Items listed in a dataset:
※
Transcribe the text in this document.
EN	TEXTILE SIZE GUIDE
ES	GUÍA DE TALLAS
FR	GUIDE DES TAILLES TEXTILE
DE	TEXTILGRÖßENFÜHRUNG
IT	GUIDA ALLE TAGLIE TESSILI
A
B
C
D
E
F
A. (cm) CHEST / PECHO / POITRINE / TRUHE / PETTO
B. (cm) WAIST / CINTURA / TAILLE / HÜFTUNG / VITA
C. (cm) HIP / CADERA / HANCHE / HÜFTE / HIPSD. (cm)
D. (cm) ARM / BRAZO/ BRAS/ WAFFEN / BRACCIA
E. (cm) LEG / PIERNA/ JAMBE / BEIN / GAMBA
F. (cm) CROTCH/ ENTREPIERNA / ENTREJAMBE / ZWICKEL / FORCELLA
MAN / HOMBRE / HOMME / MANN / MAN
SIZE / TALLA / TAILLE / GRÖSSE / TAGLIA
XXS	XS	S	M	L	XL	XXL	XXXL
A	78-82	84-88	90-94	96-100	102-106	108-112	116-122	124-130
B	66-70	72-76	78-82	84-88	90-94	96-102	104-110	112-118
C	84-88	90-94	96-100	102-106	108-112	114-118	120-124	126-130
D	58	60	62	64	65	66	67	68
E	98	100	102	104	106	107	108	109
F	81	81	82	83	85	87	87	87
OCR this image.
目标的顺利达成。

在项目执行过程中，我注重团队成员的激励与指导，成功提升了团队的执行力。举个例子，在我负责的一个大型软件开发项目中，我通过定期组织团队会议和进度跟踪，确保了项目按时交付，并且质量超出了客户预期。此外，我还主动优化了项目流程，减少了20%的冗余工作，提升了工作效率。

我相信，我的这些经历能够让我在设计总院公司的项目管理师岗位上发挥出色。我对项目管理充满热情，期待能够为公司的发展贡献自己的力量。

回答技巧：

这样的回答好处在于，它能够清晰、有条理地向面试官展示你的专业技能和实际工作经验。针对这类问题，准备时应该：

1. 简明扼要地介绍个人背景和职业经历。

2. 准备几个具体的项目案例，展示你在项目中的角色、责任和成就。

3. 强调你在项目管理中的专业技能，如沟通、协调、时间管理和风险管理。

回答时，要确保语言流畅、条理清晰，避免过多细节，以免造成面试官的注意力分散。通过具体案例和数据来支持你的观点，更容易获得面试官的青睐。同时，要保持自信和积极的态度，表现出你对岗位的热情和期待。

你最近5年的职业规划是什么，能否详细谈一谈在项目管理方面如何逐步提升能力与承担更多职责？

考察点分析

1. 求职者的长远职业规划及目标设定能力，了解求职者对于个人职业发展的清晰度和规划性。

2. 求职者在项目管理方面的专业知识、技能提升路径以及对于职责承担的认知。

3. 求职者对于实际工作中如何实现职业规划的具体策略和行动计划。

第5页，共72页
※
Your task is to extract all of the records exactly.

Transcribe the text in this document.
EN	TEXTILE SIZE GUIDE
ES	GUÍA DE TALLAS
FR	GUIDE DES TAILLES TEXTILE
DE	TEXTILGRÖßENFÜHRUNG
IT	GUIDA ALLE TAGLIE TESSILI
A
B
C
D
E
F
A. (cm) CHEST / PECHO / POITRINE / TRUHE / PETTO
B. (cm) WAIST / CINTURA / TAILLE / HÜFTUNG / VITA
C. (cm) HIP / CADERA / HANCHE / HÜFTE / HIPSD. (cm)
D. (cm) ARM / BRAZO/ BRAS/ WAFFEN / BRACCIA
E. (cm) LEG / PIERNA/ JAMBE / BEIN / GAMBA
F. (cm) CROTCH/ ENTREPIERNA / ENTREJAMBE / ZWICKEL / FORCELLA
MAN / HOMBRE / HOMME / MANN / MAN
SIZE / TALLA / TAILLE / GRÖSSE / TAGLIA
XXS	XS	S	M	L	XL	XXL	XXXL
A	78-82	84-88	90-94	96-100	102-106	108-112	116-122	124-130
B	66-70	72-76	78-82	84-88	90-94	96-102	104-110	112-118
C	84-88	90-94	96-100	102-106	108-112	114-118	120-124	126-130
D	58	60	62	64	65	66	67	68
E	98	100	102	104	106	107	108	109
F	81	81	82	83	85	87	87	87
OCR this image.
目标的顺利达成。

在项目执行过程中，我注重团队成员的激励与指导，成功提升了团队的执行力。举个例子，在我负责的一个大型软件开发项目中，我通过定期组织团队会议和进度跟踪，确保了项目按时交付，并且质量超出了客户预期。此外，我还主动优化了项目流程，减少了20%的冗余工作，提升了工作效率。

我相信，我的这些经历能够让我在设计总院公司的项目管理师岗位上发挥出色。我对项目管理充满热情，期待能够为公司的发展贡献自己的力量。

回答技巧：

这样的回答好处在于，它能够清晰、有条理地向面试官展示你的专业技能和实际工作经验。针对这类问题，准备时应该：

1. 简明扼要地介绍个人背景和职业经历。

2. 准备几个具体的项目案例，展示你在项目中的角色、责任和成就。

3. 强调你在项目管理中的专业技能，如沟通、协调、时间管理和风险管理。

回答时，要确保语言流畅、条理清晰，避免过多细节，以免造成面试官的注意力分散。通过具体案例和数据来支持你的观点，更容易获得面试官的青睐。同时，要保持自信和积极的态度，表现出你对岗位的热情和期待。

你最近5年的职业规划是什么，能否详细谈一谈在项目管理方面如何逐步提升能力与承担更多职责？

考察点分析

1. 求职者的长远职业规划及目标设定能力，了解求职者对于个人职业发展的清晰度和规划性。

2. 求职者在项目管理方面的专业知识、技能提升路径以及对于职责承担的认知。

3. 求职者对于实际工作中如何实现职业规划的具体策略和行动计划。

第5页，共72页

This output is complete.